С таким чудовищем на воле, обладающим неограниченным контролем над второй по силе экономикой в мире, и единственной, полностью вышедшей из Большой депрессии, - какова была возможность сохранения старой европейской системы? Самая большая из законосообразных сил, Соединенные Штаты, практически оторвалась от Европы. В 1930 г. США выбрали протекционизм. Этот выбор был подтвержден после того, как Рузвельт возглавил страну и ясно дал понять, провалив назначенную на июль 1933 г. мировую экономическую конференцию, что его Нью-Дил был несовместим с договорной системой мировой торговли. Он стоял за “капитализм в отдельно взятой стране”, точно также, как Сталин стоял за “социализм в отдельно взятой стране”. Эта изоляция была узаконена в 1935 г., когда Конгресс с большинством демократов принял Закон о нейтралитете. В том же году молодой писатель Герберт Эйгер выразил настроение большинства американских интеллигентов, отвращенных тем, что происходило в Европе, призывая своих соотечественников забыть европейские корни и быть верными их собственной развивающейся культуре. За шесть лет жизни в Европе - писал он, - “я понял, что самые добродетельные черты в американской жизни - это не те черты, которые мы слепо заимствовали у Европы, а те, которые мы свободно восприняли или развили другими способами - наши собственные черты” [9].

В некоторых случаях Рузвельт считал себя гражданином всего мира, но его интернационализм был, в основном, на словах (в сущности, риторическим), а не на деле. Его нельзя было обвинять за то состояние одностороннего разоружения, в котором он застал Америку в 1933 г.; но он ничего не предпринял, чтобы исправить его во время своего первого мандата, и сделал очень мало в начале второго. Как отмечал Джордж Кеннан, один из самых способных молодых дипломатов, заявления Рузвельта были сделаны скорее всего ради их внутриполитического эффекта, а не ради их влияния на мировые события [10]. Окруженный своими молодыми деятелями Нью-Дила, добронамеренными в отношении Европы, но невежественными и безнадежными любителями в международных отношениях, и, во всяком случае, поглощенными внутренними проблемами Америки, Рузвельт стремился выглядеть принципиальным и “прогрессивным”. Но его принципиальность выражалась, главным образом, в требовании к Британии твердо защищать международный порядок, а его прогрессивность представляла Советскую Россию, одного из тоталитарных хищников, как более значительный фактор в международном масштабе, нежели Британия.

*ИЗВЛЕЧЕННЫЕ ОБЪЕКТЫ*:
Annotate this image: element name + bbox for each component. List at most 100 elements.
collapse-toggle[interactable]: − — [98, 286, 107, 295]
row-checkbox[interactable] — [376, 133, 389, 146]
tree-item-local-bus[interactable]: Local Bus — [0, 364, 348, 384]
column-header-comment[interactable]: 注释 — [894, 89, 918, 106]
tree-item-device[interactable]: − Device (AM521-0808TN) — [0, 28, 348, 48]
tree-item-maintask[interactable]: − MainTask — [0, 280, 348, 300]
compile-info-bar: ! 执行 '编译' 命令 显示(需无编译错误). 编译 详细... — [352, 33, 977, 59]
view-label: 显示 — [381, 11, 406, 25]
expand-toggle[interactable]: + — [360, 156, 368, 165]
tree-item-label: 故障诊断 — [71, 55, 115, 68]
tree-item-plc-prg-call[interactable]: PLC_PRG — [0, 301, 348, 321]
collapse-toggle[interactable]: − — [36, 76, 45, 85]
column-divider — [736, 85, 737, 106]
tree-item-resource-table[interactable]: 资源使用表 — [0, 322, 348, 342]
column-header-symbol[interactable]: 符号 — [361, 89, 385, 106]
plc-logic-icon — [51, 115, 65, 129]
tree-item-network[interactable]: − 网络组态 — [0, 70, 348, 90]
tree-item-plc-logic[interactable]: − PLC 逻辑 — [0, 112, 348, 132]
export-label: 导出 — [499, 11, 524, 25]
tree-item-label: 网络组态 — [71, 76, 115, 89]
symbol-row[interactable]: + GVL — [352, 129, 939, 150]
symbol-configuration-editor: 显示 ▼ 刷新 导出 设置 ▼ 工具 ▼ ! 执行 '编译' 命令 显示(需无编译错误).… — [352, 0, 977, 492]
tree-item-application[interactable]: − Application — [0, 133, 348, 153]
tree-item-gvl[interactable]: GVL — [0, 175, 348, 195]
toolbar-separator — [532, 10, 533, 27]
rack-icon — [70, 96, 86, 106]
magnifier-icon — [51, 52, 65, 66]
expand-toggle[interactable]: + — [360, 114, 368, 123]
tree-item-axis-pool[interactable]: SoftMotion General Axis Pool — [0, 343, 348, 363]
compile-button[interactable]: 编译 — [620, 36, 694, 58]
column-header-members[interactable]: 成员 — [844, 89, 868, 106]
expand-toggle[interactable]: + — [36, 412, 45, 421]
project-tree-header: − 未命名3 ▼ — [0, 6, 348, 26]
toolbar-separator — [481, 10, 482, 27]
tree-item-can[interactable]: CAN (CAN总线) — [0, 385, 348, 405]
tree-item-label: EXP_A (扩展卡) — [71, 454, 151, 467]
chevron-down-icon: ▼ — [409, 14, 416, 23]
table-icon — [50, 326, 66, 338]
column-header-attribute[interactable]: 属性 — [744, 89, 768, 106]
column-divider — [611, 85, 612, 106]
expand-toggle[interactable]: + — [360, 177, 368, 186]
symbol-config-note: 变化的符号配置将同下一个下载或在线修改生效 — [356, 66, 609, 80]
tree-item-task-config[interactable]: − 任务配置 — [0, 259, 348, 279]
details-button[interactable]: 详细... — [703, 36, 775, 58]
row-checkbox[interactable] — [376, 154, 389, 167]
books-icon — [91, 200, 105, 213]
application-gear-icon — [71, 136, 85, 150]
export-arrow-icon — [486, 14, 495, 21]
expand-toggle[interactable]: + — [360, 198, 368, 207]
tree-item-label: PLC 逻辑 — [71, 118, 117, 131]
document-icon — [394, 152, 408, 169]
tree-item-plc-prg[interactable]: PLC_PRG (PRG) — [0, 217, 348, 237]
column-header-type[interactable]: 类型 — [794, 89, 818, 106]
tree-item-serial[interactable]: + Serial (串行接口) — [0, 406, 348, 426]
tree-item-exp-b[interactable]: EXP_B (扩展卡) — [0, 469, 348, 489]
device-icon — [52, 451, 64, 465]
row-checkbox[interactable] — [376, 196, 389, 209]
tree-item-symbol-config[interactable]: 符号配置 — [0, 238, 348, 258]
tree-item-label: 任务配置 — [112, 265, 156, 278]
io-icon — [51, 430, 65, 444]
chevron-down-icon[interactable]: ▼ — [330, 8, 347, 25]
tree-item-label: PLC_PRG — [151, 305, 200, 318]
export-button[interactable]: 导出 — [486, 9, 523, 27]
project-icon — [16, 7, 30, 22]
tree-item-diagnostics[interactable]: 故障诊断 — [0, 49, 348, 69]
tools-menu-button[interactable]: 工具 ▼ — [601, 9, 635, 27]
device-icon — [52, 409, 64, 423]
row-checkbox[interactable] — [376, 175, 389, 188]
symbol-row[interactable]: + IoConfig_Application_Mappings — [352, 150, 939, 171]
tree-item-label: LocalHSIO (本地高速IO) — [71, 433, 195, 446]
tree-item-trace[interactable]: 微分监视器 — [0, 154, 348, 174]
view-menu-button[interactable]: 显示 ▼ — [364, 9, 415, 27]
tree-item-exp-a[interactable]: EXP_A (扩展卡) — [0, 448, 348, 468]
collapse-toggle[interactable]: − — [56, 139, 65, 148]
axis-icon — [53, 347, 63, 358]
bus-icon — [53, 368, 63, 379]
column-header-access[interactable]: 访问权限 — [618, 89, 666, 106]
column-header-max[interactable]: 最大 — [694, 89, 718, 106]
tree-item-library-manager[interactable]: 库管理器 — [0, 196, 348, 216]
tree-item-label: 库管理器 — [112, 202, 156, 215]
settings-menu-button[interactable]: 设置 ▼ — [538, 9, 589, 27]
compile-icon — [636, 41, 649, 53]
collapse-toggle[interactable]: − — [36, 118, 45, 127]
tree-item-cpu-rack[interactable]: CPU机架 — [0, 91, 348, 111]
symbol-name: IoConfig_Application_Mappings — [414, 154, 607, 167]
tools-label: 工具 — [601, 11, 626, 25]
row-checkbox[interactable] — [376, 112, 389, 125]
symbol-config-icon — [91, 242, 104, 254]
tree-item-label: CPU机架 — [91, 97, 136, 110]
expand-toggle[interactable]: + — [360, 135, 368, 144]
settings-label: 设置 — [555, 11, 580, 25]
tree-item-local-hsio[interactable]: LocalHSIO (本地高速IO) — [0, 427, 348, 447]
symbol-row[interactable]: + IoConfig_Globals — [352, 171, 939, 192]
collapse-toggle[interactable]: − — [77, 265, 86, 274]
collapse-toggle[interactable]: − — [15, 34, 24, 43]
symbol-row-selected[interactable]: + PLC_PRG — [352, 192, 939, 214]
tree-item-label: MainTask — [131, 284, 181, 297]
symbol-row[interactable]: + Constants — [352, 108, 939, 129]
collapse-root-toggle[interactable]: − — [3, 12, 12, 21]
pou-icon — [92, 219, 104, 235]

*ЦЕЛЬ*:
Продолжите текст об американском изоляционизме 1930-х годов, начиная сразу после его последнего предложения. Объекты никак не связаны с текстом об американском изоляционизме 1930-х годов.

*ОТВЕТ К ЗАДАНИЮ*:
До самой его смерти в 1945 г. в подходе Рузвельта к международной политике присутствовал неисправимый элемент легкомыслия. Характерным было то, что одним из его главных источников информации о Британии (и вообще о европейских событиях) в конце 30-х годов был “Week”, ультралевый бюллетень, поддерживающий теорию заговора и издаваемый журналистом “Дейли Уоркер” Клодом Кокберном [11]. Некоторые личности, назначенные Рузвельтом в качестве послов, являлись доказательством его некомпетентности. Он послал Джозефа Кеннеди, настроенного яростно антибритански, в Лондон, а замешанного в коррупции и легковерного Джозефа Дейвиса - в Москву. Последнее решение было особенно неудачным, так как Московское посольство США было обеспечено очень хорошими кадрами и великолепной информацией и поддерживалось высокопрофессиональным Отделом по восточно-европейским вопросам в Государственном департаменте. Советский министр иностранных дел Литвинов признавал, что архивы по советской международной политике в этом отделе лучше, чем у самого Советского правительства [12]. Спустя пять месяцев после того, как Дейвис в 1936 г. был назначен послом с указанием войти в доверие к Сталину любой ценой, отдел был закрыт, его библиотека была расформирована, а множество досье - уничтожены. Кеннан, работающий в московском посольстве, считал, что это отражает “дух советского влияния... где-то в самой верхушке власти”. Нет сомнения, что это отражало острую борьбу за власть между государственным секретарем Корделлом Холлом и помощником секретаря, мрачным гомосексуалистом, Самнером Уэллсом [13]. Оба были настроены антибритански; Холл считал, что новая британская система имперских предпочтений, которая сама по себе являлась реакцией на лавину торговых ограничений, обрушившихся из Закона о пошлинах Смута-Хоули, была большей угрозой для международного мира, чем любой диктатор.

Как в изобилии свидетельствуют дипломатические документы, администрация Рузвельта никогда не была готова обсуждать конкретную военную и дипломатическую поддержку для Британии и Франции против Германии. Обвинительные речи Рузвельта, как например его “карантинное” высказывание в октябре 1937 г. или его абсурдное требование в апреле 1939 г. о том, чтобы Гитлер дал десятилетние гарантии о ненападении на тридцать одно поименно перечисленное государство, были не просто бесполезными, а даже опасными. Последнее убедило Гитлера в том, что Рузвельт практически при любых обстоятельствах не вмешается военной силой, и поэтому ответил ему 28 апреля, во время своей последней публичной речи в Рейхстаге, с нескрываемым презрением и насмешкой [14].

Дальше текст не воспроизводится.